▶ [WHAT IS EXPECTED]:
Pull out from the material below all lines with "agosto".

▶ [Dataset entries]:
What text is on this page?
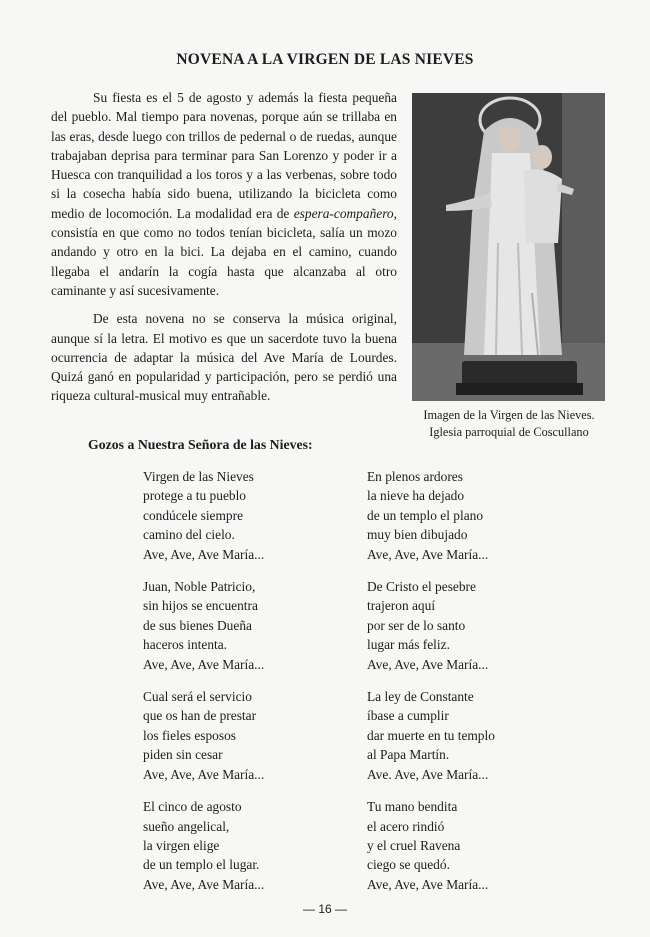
NOVENA A LA VIRGEN DE LAS NIEVES

Su fiesta es el 5 de agosto y además la fiesta pequeña del pueblo. Mal tiempo para novenas, porque aún se trillaba en las eras, desde luego con trillos de pedernal o de ruedas, aunque trabajaban deprisa para terminar para San Lorenzo y poder ir a Huesca con tranquilidad a los toros y a las verbenas, sobre todo si la cosecha había sido buena, utilizando la bicicleta como medio de locomoción. La modalidad era de espera-compañero, consistía en que como no todos tenían bicicleta, salía un mozo andando y otro en la bici. La dejaba en el camino, cuando llegaba el andarín la cogía hasta que alcanzaba al otro caminante y así sucesivamente.

De esta novena no se conserva la música original, aunque sí la letra. El motivo es que un sacerdote tuvo la buena ocurrencia de adaptar la música del Ave María de Lourdes. Quizá ganó en popularidad y participación, pero se perdió una riqueza cultural-musical muy entrañable.

Imagen de la Virgen de las Nieves.
Iglesia parroquial de Coscullano
Gozos a Nuestra Señora de las Nieves:
Virgen de las Nieves
protege a tu pueblo
condúcele siempre
camino del cielo.
Ave, Ave, Ave María...
Juan, Noble Patricio,
sin hijos se encuentra
de sus bienes Dueña
haceros intenta.
Ave, Ave, Ave María...
Cual será el servicio
que os han de prestar
los fieles esposos
piden sin cesar
Ave, Ave, Ave María...
El cinco de agosto
sueño angelical,
la virgen elige
de un templo el lugar.
Ave, Ave, Ave María...
En plenos ardores
la nieve ha dejado
de un templo el plano
muy bien dibujado
Ave, Ave, Ave María...
De Cristo el pesebre
trajeron aquí
por ser de lo santo
lugar más feliz.
Ave, Ave, Ave María...
La ley de Constante
íbase a cumplir
dar muerte en tu templo
al Papa Martín.
Ave. Ave, Ave María...
Tu mano bendita
el acero rindió
y el cruel Ravena
ciego se quedó.
Ave, Ave, Ave María...
— 16 —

▶ [ANSWER TO THE TASK]:
Su fiesta es el 5 de agosto y además la fiesta pequeña del pueblo. Mal tiempo para novenas, porque aún se trillaba en las eras, desde luego con trillos de pedernal o de ruedas, aunque trabajaban deprisa para terminar para San Lorenzo y poder ir a Huesca con tranquilidad a los toros y a las verbenas, sobre todo si la cosecha había sido buena, utilizando la bicicleta como medio de locomoción. La modalidad era de espera-compañero, consistía en que como no todos tenían bicicleta, salía un mozo andando y otro en la bici. La dejaba en el camino, cuando llegaba el andarín la cogía hasta que alcanzaba al otro caminante y así sucesivamente.
El cinco de agosto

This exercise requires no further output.